--- Start ---

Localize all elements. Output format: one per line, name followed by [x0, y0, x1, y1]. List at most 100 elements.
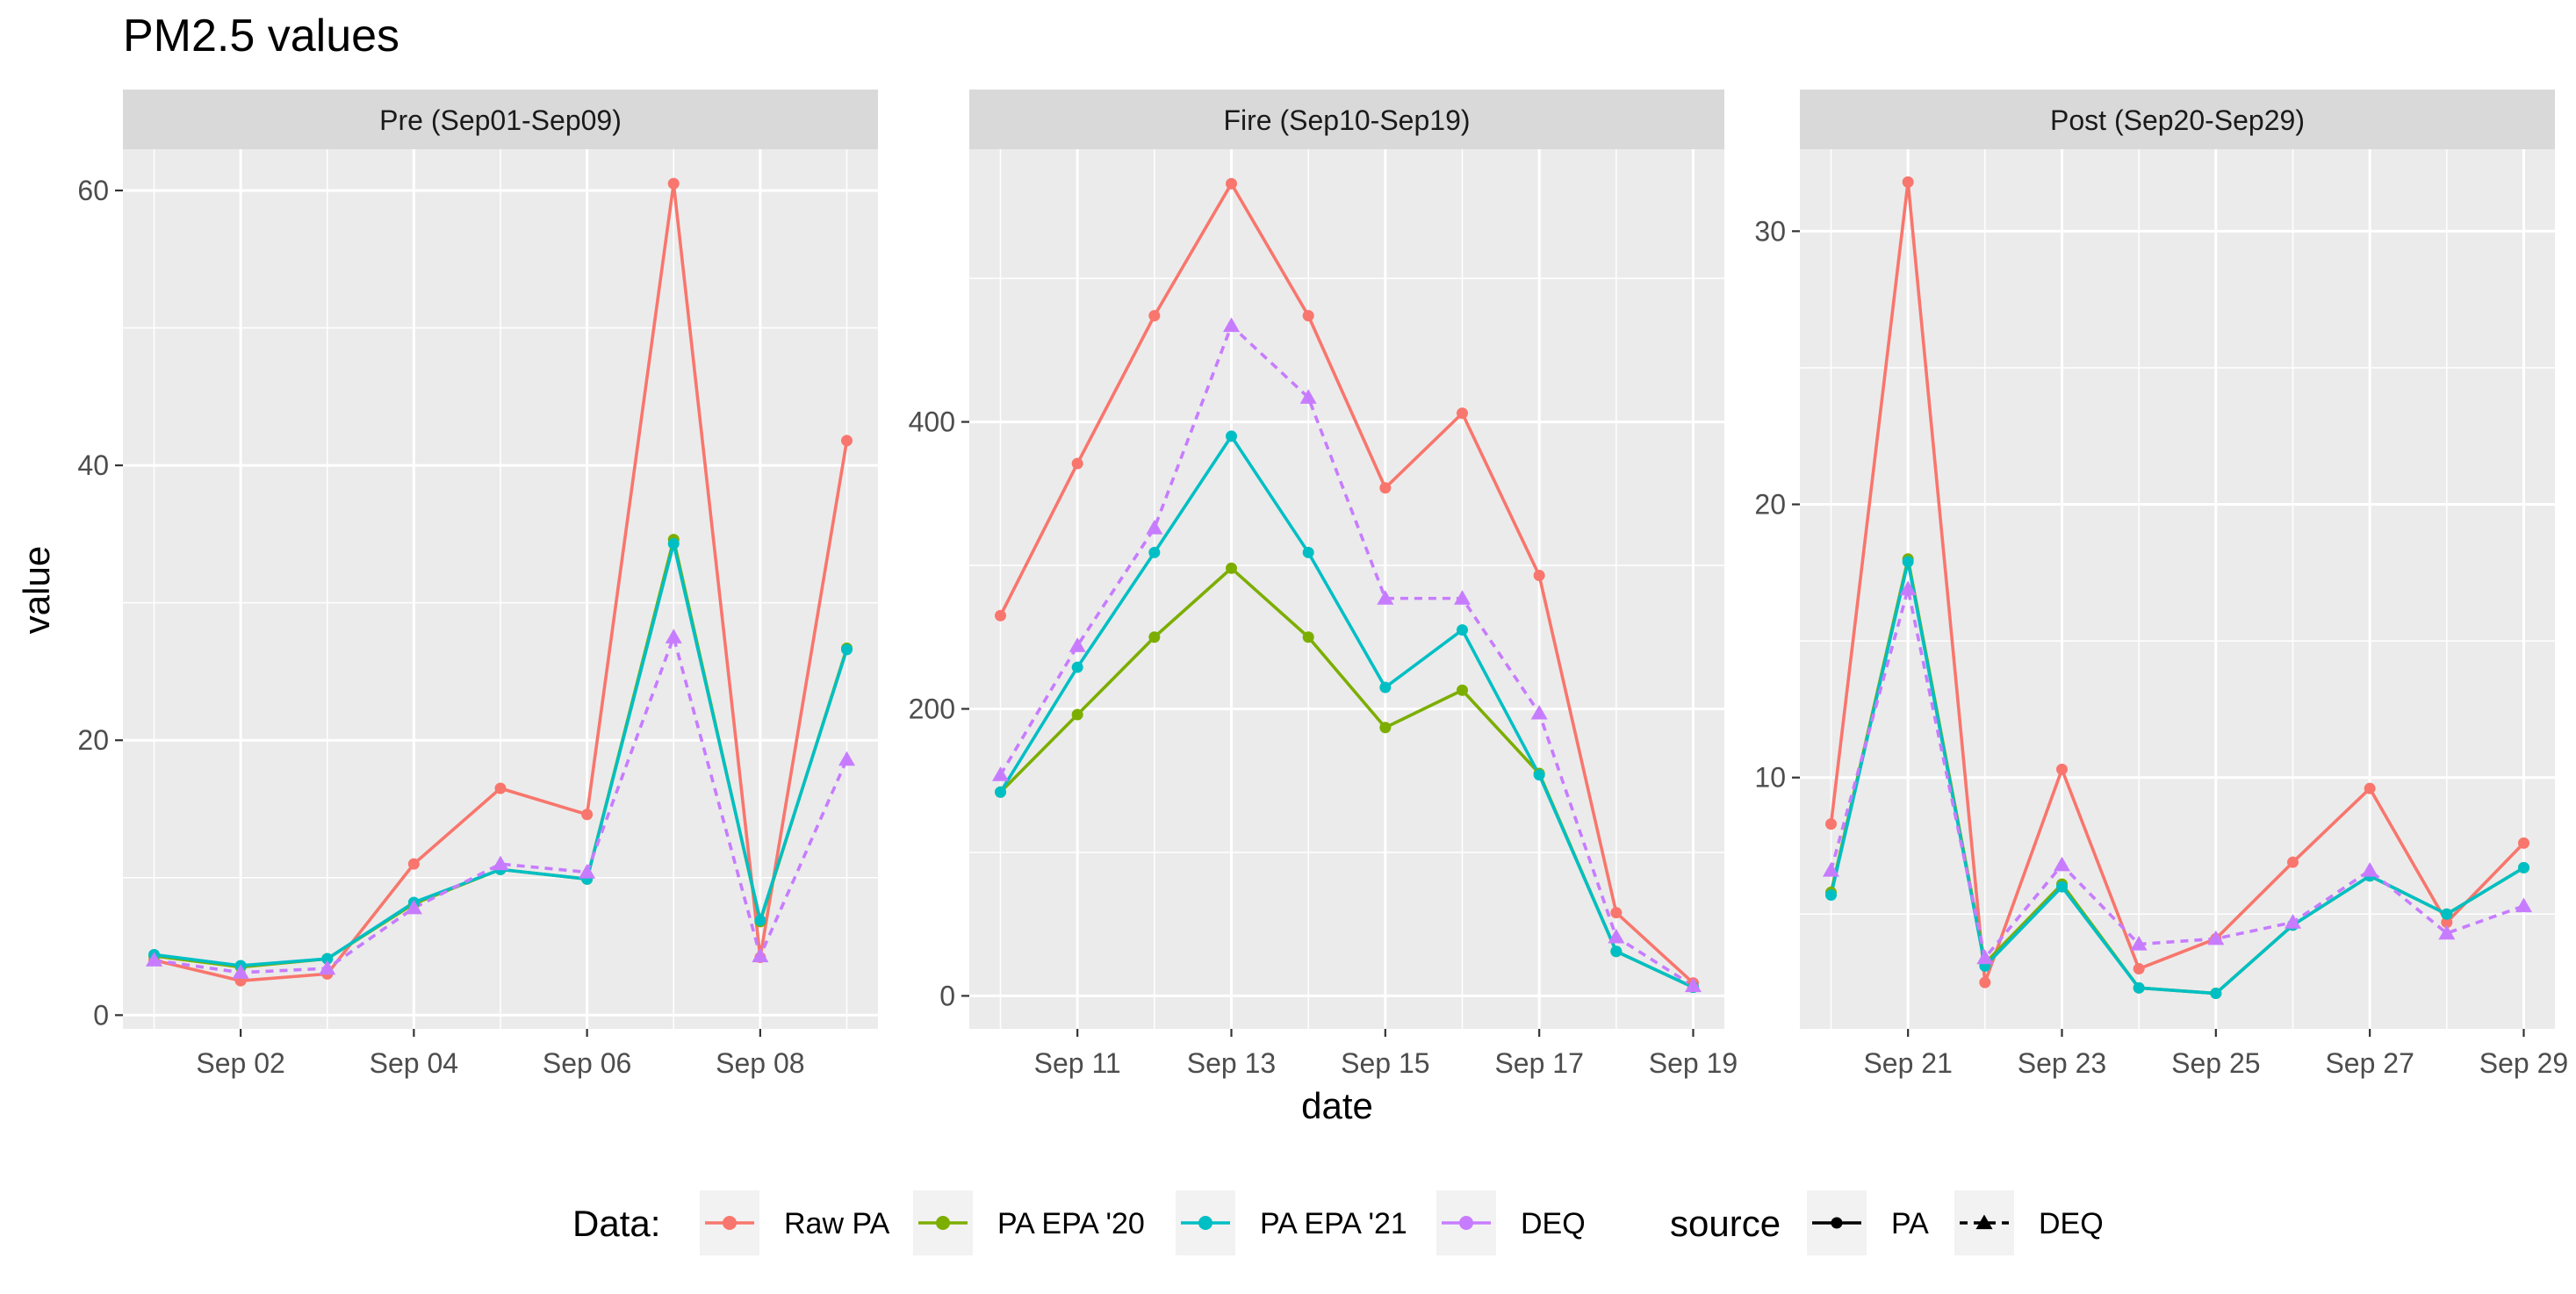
data-point-raw-pa: [1456, 407, 1468, 420]
data-point-pa-epa-21: [1302, 546, 1314, 558]
data-point-pa-epa-21: [1148, 546, 1161, 558]
y-tick-label: 200: [909, 693, 955, 724]
y-tick-label: 40: [77, 449, 109, 481]
legend-item-label: PA: [1891, 1207, 1929, 1240]
x-axis-title: date: [1301, 1085, 1373, 1126]
data-point-deq: [2361, 862, 2378, 877]
data-point-deq: [1684, 977, 1702, 993]
facet-strip: [1800, 90, 2555, 149]
x-tick-label: Sep 21: [1863, 1047, 1952, 1079]
data-point-pa-epa-21: [995, 786, 1007, 798]
data-point-raw-pa: [407, 858, 420, 870]
x-tick-label: Sep 25: [2171, 1047, 2260, 1079]
legend-item-raw-pa: Raw PA: [700, 1190, 890, 1255]
data-point-deq: [1069, 637, 1086, 652]
data-point-deq: [146, 952, 163, 967]
y-tick-label: 0: [939, 980, 955, 1011]
data-point-deq: [1299, 389, 1317, 404]
data-point-deq: [1146, 520, 1163, 535]
data-point-deq: [405, 899, 422, 915]
legend-data-title: Data:: [572, 1203, 660, 1244]
data-point-pa-epa-20: [1379, 722, 1392, 734]
x-tick-label: Sep 23: [2018, 1047, 2106, 1079]
data-point-raw-pa: [1979, 976, 1991, 988]
series-line-deq: [154, 635, 849, 974]
y-tick-label: 400: [909, 406, 955, 438]
panel-fire-sep10-sep19: Fire (Sep10-Sep19) 0 200 400 Sep 11 Sep 13 Sep…: [909, 90, 1738, 1079]
data-point-deq: [992, 766, 1010, 781]
legend-item-pa-epa-20: PA EPA '20: [913, 1190, 1145, 1255]
data-point-raw-pa: [1825, 818, 1838, 830]
series-line-raw-pa: [998, 182, 1695, 985]
data-point-raw-pa: [2364, 782, 2376, 794]
data-point-deq: [1453, 590, 1471, 605]
legend-item-label: DEQ: [2039, 1207, 2104, 1240]
data-point-pa-epa-21: [1610, 945, 1623, 958]
data-point-deq: [2054, 856, 2071, 872]
series-points-raw-pa: [995, 177, 1699, 989]
data-point-pa-epa-21: [2056, 881, 2069, 893]
x-tick-label: Sep 15: [1341, 1047, 1429, 1079]
data-point-pa-epa-21: [667, 537, 680, 550]
series-line-deq: [998, 324, 1695, 988]
legend: Data: Raw PA PA EPA '20 PA EPA '21 DEQ source…: [572, 1190, 2104, 1255]
facet-strip-label: Pre (Sep01-Sep09): [379, 104, 622, 136]
x-tick-label: Sep 02: [196, 1047, 284, 1079]
legend-key-point: [936, 1216, 950, 1230]
y-tick-label: 30: [1754, 215, 1786, 247]
data-point-deq: [2284, 914, 2301, 929]
x-tick-label: Sep 17: [1494, 1047, 1583, 1079]
facet-panels: Pre (Sep01-Sep09) 0 20 40 60 Sep 02 Sep 04 Sep …: [77, 90, 2568, 1079]
data-point-deq: [1899, 580, 1917, 596]
data-point-deq: [232, 964, 249, 979]
facet-strip-label: Fire (Sep10-Sep19): [1223, 104, 1470, 136]
data-point-raw-pa: [1379, 482, 1392, 494]
y-tick-label: 10: [1754, 762, 1786, 794]
data-point-raw-pa: [2286, 856, 2299, 868]
series-line-pa-epa-21: [1829, 560, 2525, 996]
data-point-pa-epa-21: [754, 914, 766, 926]
data-point-pa-epa-21: [2210, 988, 2222, 1000]
panel-background: [1800, 149, 2555, 1029]
legend-item-pa-epa-21: PA EPA '21: [1176, 1190, 1407, 1255]
series-line-raw-pa: [1829, 180, 2525, 984]
data-point-deq: [2130, 936, 2148, 951]
data-point-raw-pa: [1302, 310, 1314, 322]
x-tick-label: Sep 08: [716, 1047, 804, 1079]
legend-item-label: PA EPA '21: [1260, 1207, 1407, 1240]
data-point-raw-pa: [2133, 963, 2145, 975]
data-point-raw-pa: [1148, 310, 1161, 322]
data-point-raw-pa: [1071, 457, 1083, 470]
data-point-deq: [1976, 949, 1994, 965]
data-point-deq: [1823, 862, 1840, 877]
legend-key-point: [1975, 1214, 1993, 1230]
data-point-pa-epa-21: [1902, 556, 1914, 568]
data-point-pa-epa-20: [1456, 684, 1468, 696]
data-point-raw-pa: [2517, 837, 2529, 849]
data-point-deq: [2515, 897, 2532, 913]
legend-key-point: [723, 1216, 737, 1230]
legend-item-label: PA EPA '20: [997, 1207, 1145, 1240]
data-point-pa-epa-21: [2441, 908, 2453, 920]
data-point-raw-pa: [2056, 763, 2069, 775]
data-point-raw-pa: [840, 435, 853, 447]
data-point-raw-pa: [995, 609, 1007, 622]
series-line-pa-epa-21: [998, 435, 1695, 989]
x-tick-label: Sep 27: [2325, 1047, 2414, 1079]
legend-key-point: [1831, 1217, 1843, 1229]
data-point-pa-epa-21: [1533, 769, 1545, 781]
legend-source-title: source: [1670, 1203, 1781, 1244]
data-point-raw-pa: [1902, 176, 1914, 188]
data-point-pa-epa-21: [1456, 624, 1468, 636]
data-point-pa-epa-20: [1226, 562, 1238, 574]
data-point-pa-epa-21: [1379, 681, 1392, 694]
data-point-pa-epa-20: [1302, 631, 1314, 643]
y-tick-label: 60: [77, 175, 109, 206]
data-point-deq: [838, 751, 855, 766]
data-point-raw-pa: [1533, 569, 1545, 581]
data-point-deq: [1608, 928, 1625, 944]
series-points-deq: [992, 317, 1702, 993]
legend-item-source-deq: DEQ: [1954, 1190, 2104, 1255]
panel-pre-sep01-sep09: Pre (Sep01-Sep09) 0 20 40 60 Sep 02 Sep 04 Sep …: [77, 90, 878, 1079]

--- End ---

TASK TO COMPLETE >> Reproduce every entry above, line for line and character for character, leaving out the picture.

ANSWER TO THIS EXERCISE >>
Localize all elements. Output format: one per line, name followed by [x0, y0, x1, y1]. List at most 100 elements.
data-point-raw-pa: [1456, 407, 1468, 420]
data-point-pa-epa-21: [1302, 546, 1314, 558]
data-point-pa-epa-21: [1148, 546, 1161, 558]
y-tick-label: 200: [909, 693, 955, 724]
y-tick-label: 40: [77, 449, 109, 481]
legend-item-label: PA: [1891, 1207, 1929, 1240]
x-axis-title: date: [1301, 1085, 1373, 1126]
data-point-deq: [2361, 862, 2378, 877]
data-point-deq: [1684, 977, 1702, 993]
facet-strip: [1800, 90, 2555, 149]
x-tick-label: Sep 21: [1863, 1047, 1952, 1079]
data-point-pa-epa-21: [995, 786, 1007, 798]
data-point-raw-pa: [407, 858, 420, 870]
x-tick-label: Sep 25: [2171, 1047, 2260, 1079]
legend-item-raw-pa: Raw PA: [700, 1190, 890, 1255]
data-point-deq: [1069, 637, 1086, 652]
data-point-deq: [146, 952, 163, 967]
y-tick-label: 0: [939, 980, 955, 1011]
data-point-deq: [1299, 389, 1317, 404]
data-point-deq: [1146, 520, 1163, 535]
data-point-deq: [405, 899, 422, 915]
legend-data-title: Data:: [572, 1203, 660, 1244]
data-point-pa-epa-20: [1379, 722, 1392, 734]
x-tick-label: Sep 23: [2018, 1047, 2106, 1079]
data-point-raw-pa: [1979, 976, 1991, 988]
series-line-deq: [154, 635, 849, 974]
y-tick-label: 400: [909, 406, 955, 438]
panel-fire-sep10-sep19: Fire (Sep10-Sep19) 0 200 400 Sep 11 Sep 13 Sep…: [909, 90, 1738, 1079]
data-point-deq: [992, 766, 1010, 781]
legend-item-pa-epa-20: PA EPA '20: [913, 1190, 1145, 1255]
data-point-raw-pa: [1825, 818, 1838, 830]
series-line-raw-pa: [998, 182, 1695, 985]
data-point-raw-pa: [2364, 782, 2376, 794]
data-point-deq: [1453, 590, 1471, 605]
legend-item-label: DEQ: [2039, 1207, 2104, 1240]
data-point-pa-epa-21: [1610, 945, 1623, 958]
data-point-deq: [2054, 856, 2071, 872]
series-points-raw-pa: [995, 177, 1699, 989]
data-point-pa-epa-21: [2056, 881, 2069, 893]
x-tick-label: Sep 15: [1341, 1047, 1429, 1079]
data-point-pa-epa-21: [667, 537, 680, 550]
series-line-deq: [998, 324, 1695, 988]
legend: Data: Raw PA PA EPA '20 PA EPA '21 DEQ source…: [572, 1190, 2104, 1255]
facet-strip-label: Pre (Sep01-Sep09): [379, 104, 622, 136]
x-tick-label: Sep 02: [196, 1047, 284, 1079]
legend-key-point: [936, 1216, 950, 1230]
y-tick-label: 30: [1754, 215, 1786, 247]
data-point-deq: [2284, 914, 2301, 929]
x-tick-label: Sep 17: [1494, 1047, 1583, 1079]
facet-panels: Pre (Sep01-Sep09) 0 20 40 60 Sep 02 Sep 04 Sep …: [77, 90, 2568, 1079]
data-point-deq: [1899, 580, 1917, 596]
data-point-deq: [232, 964, 249, 979]
facet-strip-label: Fire (Sep10-Sep19): [1223, 104, 1470, 136]
data-point-raw-pa: [1379, 482, 1392, 494]
y-tick-label: 10: [1754, 762, 1786, 794]
data-point-raw-pa: [2286, 856, 2299, 868]
series-line-pa-epa-21: [1829, 560, 2525, 996]
data-point-pa-epa-21: [754, 914, 766, 926]
data-point-pa-epa-21: [2210, 988, 2222, 1000]
panel-background: [1800, 149, 2555, 1029]
legend-item-pa-epa-21: PA EPA '21: [1176, 1190, 1407, 1255]
series-line-raw-pa: [1829, 180, 2525, 984]
data-point-deq: [2130, 936, 2148, 951]
data-point-raw-pa: [1302, 310, 1314, 322]
x-tick-label: Sep 08: [716, 1047, 804, 1079]
legend-item-label: PA EPA '21: [1260, 1207, 1407, 1240]
data-point-raw-pa: [2133, 963, 2145, 975]
data-point-raw-pa: [1148, 310, 1161, 322]
data-point-raw-pa: [1071, 457, 1083, 470]
data-point-deq: [1976, 949, 1994, 965]
data-point-deq: [1823, 862, 1840, 877]
legend-key-point: [1975, 1214, 1993, 1230]
data-point-pa-epa-21: [1902, 556, 1914, 568]
data-point-pa-epa-20: [1456, 684, 1468, 696]
data-point-raw-pa: [2517, 837, 2529, 849]
data-point-deq: [2515, 897, 2532, 913]
legend-key-point: [723, 1216, 737, 1230]
legend-item-label: PA EPA '20: [997, 1207, 1145, 1240]
data-point-pa-epa-21: [2441, 908, 2453, 920]
data-point-raw-pa: [2056, 763, 2069, 775]
data-point-raw-pa: [840, 435, 853, 447]
data-point-raw-pa: [995, 609, 1007, 622]
series-line-pa-epa-21: [998, 435, 1695, 989]
x-tick-label: Sep 27: [2325, 1047, 2414, 1079]
legend-key-point: [1831, 1217, 1843, 1229]
data-point-pa-epa-21: [1533, 769, 1545, 781]
legend-source-title: source: [1670, 1203, 1781, 1244]
data-point-raw-pa: [1902, 176, 1914, 188]
data-point-pa-epa-21: [1456, 624, 1468, 636]
data-point-pa-epa-20: [1226, 562, 1238, 574]
data-point-pa-epa-21: [1379, 681, 1392, 694]
data-point-pa-epa-20: [1302, 631, 1314, 643]
y-tick-label: 60: [77, 175, 109, 206]
data-point-deq: [838, 751, 855, 766]
data-point-raw-pa: [1533, 569, 1545, 581]
data-point-deq: [1608, 928, 1625, 944]
series-points-deq: [992, 317, 1702, 993]
legend-item-source-deq: DEQ: [1954, 1190, 2104, 1255]
panel-pre-sep01-sep09: Pre (Sep01-Sep09) 0 20 40 60 Sep 02 Sep 04 Sep …: [77, 90, 878, 1079]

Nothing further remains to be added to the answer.